■ THE REQUEST ■
Transcribe all the entries word for word, omitting any pictures they contain.
[SOURCE DATA start]
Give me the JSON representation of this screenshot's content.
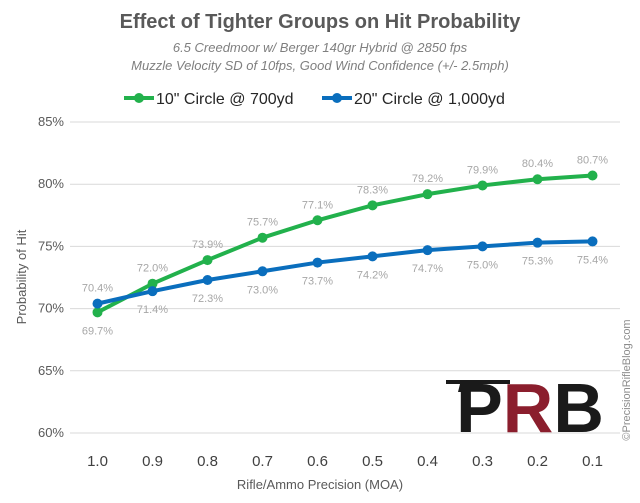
{
  "chart_data": {
    "type": "line",
    "title": "Effect of Tighter Groups on Hit Probability",
    "subtitle_lines": [
      "6.5 Creedmoor w/ Berger 140gr Hybrid @ 2850 fps",
      "Muzzle Velocity SD of 10fps, Good Wind Confidence (+/- 2.5mph)"
    ],
    "xlabel": "Rifle/Ammo Precision (MOA)",
    "ylabel": "Probability of Hit",
    "categories": [
      "1.0",
      "0.9",
      "0.8",
      "0.7",
      "0.6",
      "0.5",
      "0.4",
      "0.3",
      "0.2",
      "0.1"
    ],
    "ylim": [
      60,
      85
    ],
    "yticks": [
      60,
      65,
      70,
      75,
      80,
      85
    ],
    "ytick_labels": [
      "60%",
      "65%",
      "70%",
      "75%",
      "80%",
      "85%"
    ],
    "grid": true,
    "legend_position": "top",
    "series": [
      {
        "name": "10\" Circle @ 700yd",
        "color": "#22b14c",
        "values": [
          69.7,
          72.0,
          73.9,
          75.7,
          77.1,
          78.3,
          79.2,
          79.9,
          80.4,
          80.7
        ],
        "labels": [
          "69.7%",
          "72.0%",
          "73.9%",
          "75.7%",
          "77.1%",
          "78.3%",
          "79.2%",
          "79.9%",
          "80.4%",
          "80.7%"
        ]
      },
      {
        "name": "20\" Circle @ 1,000yd",
        "color": "#0a6ebd",
        "values": [
          70.4,
          71.4,
          72.3,
          73.0,
          73.7,
          74.2,
          74.7,
          75.0,
          75.3,
          75.4
        ],
        "labels": [
          "70.4%",
          "71.4%",
          "72.3%",
          "73.0%",
          "73.7%",
          "74.2%",
          "74.7%",
          "75.0%",
          "75.3%",
          "75.4%"
        ]
      }
    ]
  },
  "logo": {
    "text": "PRB",
    "colors": {
      "dark": "#1a1a1a",
      "red": "#8b1e2d"
    }
  },
  "watermark": "©PrecisionRifleBlog.com"
}
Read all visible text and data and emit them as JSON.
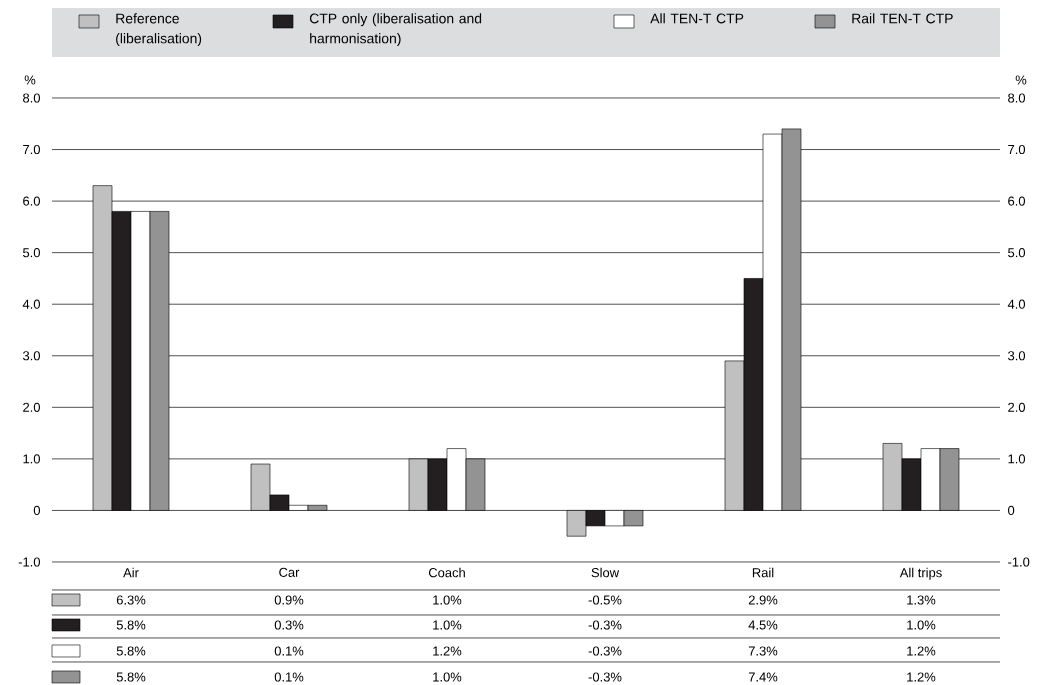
{
  "chart_data": {
    "type": "bar",
    "categories": [
      "Air",
      "Car",
      "Coach",
      "Slow",
      "Rail",
      "All trips"
    ],
    "series": [
      {
        "name": "Reference (liberalisation)",
        "color": "#c0c0c0",
        "values": [
          6.3,
          0.9,
          1.0,
          -0.5,
          2.9,
          1.3
        ],
        "value_labels": [
          "6.3%",
          "0.9%",
          "1.0%",
          "-0.5%",
          "2.9%",
          "1.3%"
        ]
      },
      {
        "name": "CTP only (liberalisation and harmonisation)",
        "color": "#231f20",
        "values": [
          5.8,
          0.3,
          1.0,
          -0.3,
          4.5,
          1.0
        ],
        "value_labels": [
          "5.8%",
          "0.3%",
          "1.0%",
          "-0.3%",
          "4.5%",
          "1.0%"
        ]
      },
      {
        "name": "All TEN-T CTP",
        "color": "#ffffff",
        "values": [
          5.8,
          0.1,
          1.2,
          -0.3,
          7.3,
          1.2
        ],
        "value_labels": [
          "5.8%",
          "0.1%",
          "1.2%",
          "-0.3%",
          "7.3%",
          "1.2%"
        ]
      },
      {
        "name": "Rail TEN-T CTP",
        "color": "#939393",
        "values": [
          5.8,
          0.1,
          1.0,
          -0.3,
          7.4,
          1.2
        ],
        "value_labels": [
          "5.8%",
          "0.1%",
          "1.0%",
          "-0.3%",
          "7.4%",
          "1.2%"
        ]
      }
    ],
    "ylabel": "%",
    "y2label": "%",
    "ylim": [
      -1,
      8
    ],
    "yticks": [
      {
        "value": -1,
        "label": "-1.0"
      },
      0,
      {
        "value": 1,
        "label": "1.0"
      },
      {
        "value": 2,
        "label": "2.0"
      },
      {
        "value": 3,
        "label": "3.0"
      },
      {
        "value": 4,
        "label": "4.0"
      },
      {
        "value": 5,
        "label": "5.0"
      },
      {
        "value": 6,
        "label": "6.0"
      },
      {
        "value": 7,
        "label": "7.0"
      },
      {
        "value": 8,
        "label": "8.0"
      }
    ],
    "y2lim": [
      -1,
      8
    ],
    "y2ticks": [
      {
        "value": -1,
        "label": "-1.0"
      },
      0,
      {
        "value": 1,
        "label": "1.0"
      },
      {
        "value": 2,
        "label": "2.0"
      },
      {
        "value": 3,
        "label": "3.0"
      },
      {
        "value": 4,
        "label": "4.0"
      },
      {
        "value": 5,
        "label": "5.0"
      },
      {
        "value": 6,
        "label": "6.0"
      },
      {
        "value": 7,
        "label": "7.0"
      },
      {
        "value": 8,
        "label": "8.0"
      }
    ],
    "grid": "y",
    "legend": "top"
  }
}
[SOURCE DATA end]
■ FINAL RESULT ■
Give me the JSON representation of this screenshot's content.
{
  "chart_data": {
    "type": "line",
    "title": "Effect of Tighter Groups on Hit Probability",
    "subtitle_lines": [
      "6.5 Creedmoor w/ Berger 140gr Hybrid @ 2850 fps",
      "Muzzle Velocity SD of 10fps, Good Wind Confidence (+/- 2.5mph)"
    ],
    "xlabel": "Rifle/Ammo Precision (MOA)",
    "ylabel": "Probability of Hit",
    "categories": [
      "1.0",
      "0.9",
      "0.8",
      "0.7",
      "0.6",
      "0.5",
      "0.4",
      "0.3",
      "0.2",
      "0.1"
    ],
    "ylim": [
      60,
      85
    ],
    "yticks": [
      60,
      65,
      70,
      75,
      80,
      85
    ],
    "ytick_labels": [
      "60%",
      "65%",
      "70%",
      "75%",
      "80%",
      "85%"
    ],
    "grid": true,
    "legend_position": "top",
    "series": [
      {
        "name": "10\" Circle @ 700yd",
        "color": "#22b14c",
        "values": [
          69.7,
          72.0,
          73.9,
          75.7,
          77.1,
          78.3,
          79.2,
          79.9,
          80.4,
          80.7
        ],
        "labels": [
          "69.7%",
          "72.0%",
          "73.9%",
          "75.7%",
          "77.1%",
          "78.3%",
          "79.2%",
          "79.9%",
          "80.4%",
          "80.7%"
        ]
      },
      {
        "name": "20\" Circle @ 1,000yd",
        "color": "#0a6ebd",
        "values": [
          70.4,
          71.4,
          72.3,
          73.0,
          73.7,
          74.2,
          74.7,
          75.0,
          75.3,
          75.4
        ],
        "labels": [
          "70.4%",
          "71.4%",
          "72.3%",
          "73.0%",
          "73.7%",
          "74.2%",
          "74.7%",
          "75.0%",
          "75.3%",
          "75.4%"
        ]
      }
    ]
  },
  "logo": {
    "text": "PRB",
    "colors": {
      "dark": "#1a1a1a",
      "red": "#8b1e2d"
    }
  },
  "watermark": "©PrecisionRifleBlog.com"
}
Read all visible text and data and emit them as JSON.
{
  "chart_data": {
    "type": "bar",
    "categories": [
      "Air",
      "Car",
      "Coach",
      "Slow",
      "Rail",
      "All trips"
    ],
    "series": [
      {
        "name": "Reference (liberalisation)",
        "color": "#c0c0c0",
        "values": [
          6.3,
          0.9,
          1.0,
          -0.5,
          2.9,
          1.3
        ],
        "value_labels": [
          "6.3%",
          "0.9%",
          "1.0%",
          "-0.5%",
          "2.9%",
          "1.3%"
        ]
      },
      {
        "name": "CTP only (liberalisation and harmonisation)",
        "color": "#231f20",
        "values": [
          5.8,
          0.3,
          1.0,
          -0.3,
          4.5,
          1.0
        ],
        "value_labels": [
          "5.8%",
          "0.3%",
          "1.0%",
          "-0.3%",
          "4.5%",
          "1.0%"
        ]
      },
      {
        "name": "All TEN-T CTP",
        "color": "#ffffff",
        "values": [
          5.8,
          0.1,
          1.2,
          -0.3,
          7.3,
          1.2
        ],
        "value_labels": [
          "5.8%",
          "0.1%",
          "1.2%",
          "-0.3%",
          "7.3%",
          "1.2%"
        ]
      },
      {
        "name": "Rail TEN-T CTP",
        "color": "#939393",
        "values": [
          5.8,
          0.1,
          1.0,
          -0.3,
          7.4,
          1.2
        ],
        "value_labels": [
          "5.8%",
          "0.1%",
          "1.0%",
          "-0.3%",
          "7.4%",
          "1.2%"
        ]
      }
    ],
    "ylabel": "%",
    "y2label": "%",
    "ylim": [
      -1,
      8
    ],
    "yticks": [
      {
        "value": -1,
        "label": "-1.0"
      },
      0,
      {
        "value": 1,
        "label": "1.0"
      },
      {
        "value": 2,
        "label": "2.0"
      },
      {
        "value": 3,
        "label": "3.0"
      },
      {
        "value": 4,
        "label": "4.0"
      },
      {
        "value": 5,
        "label": "5.0"
      },
      {
        "value": 6,
        "label": "6.0"
      },
      {
        "value": 7,
        "label": "7.0"
      },
      {
        "value": 8,
        "label": "8.0"
      }
    ],
    "y2lim": [
      -1,
      8
    ],
    "y2ticks": [
      {
        "value": -1,
        "label": "-1.0"
      },
      0,
      {
        "value": 1,
        "label": "1.0"
      },
      {
        "value": 2,
        "label": "2.0"
      },
      {
        "value": 3,
        "label": "3.0"
      },
      {
        "value": 4,
        "label": "4.0"
      },
      {
        "value": 5,
        "label": "5.0"
      },
      {
        "value": 6,
        "label": "6.0"
      },
      {
        "value": 7,
        "label": "7.0"
      },
      {
        "value": 8,
        "label": "8.0"
      }
    ],
    "grid": "y",
    "legend": "top"
  }
}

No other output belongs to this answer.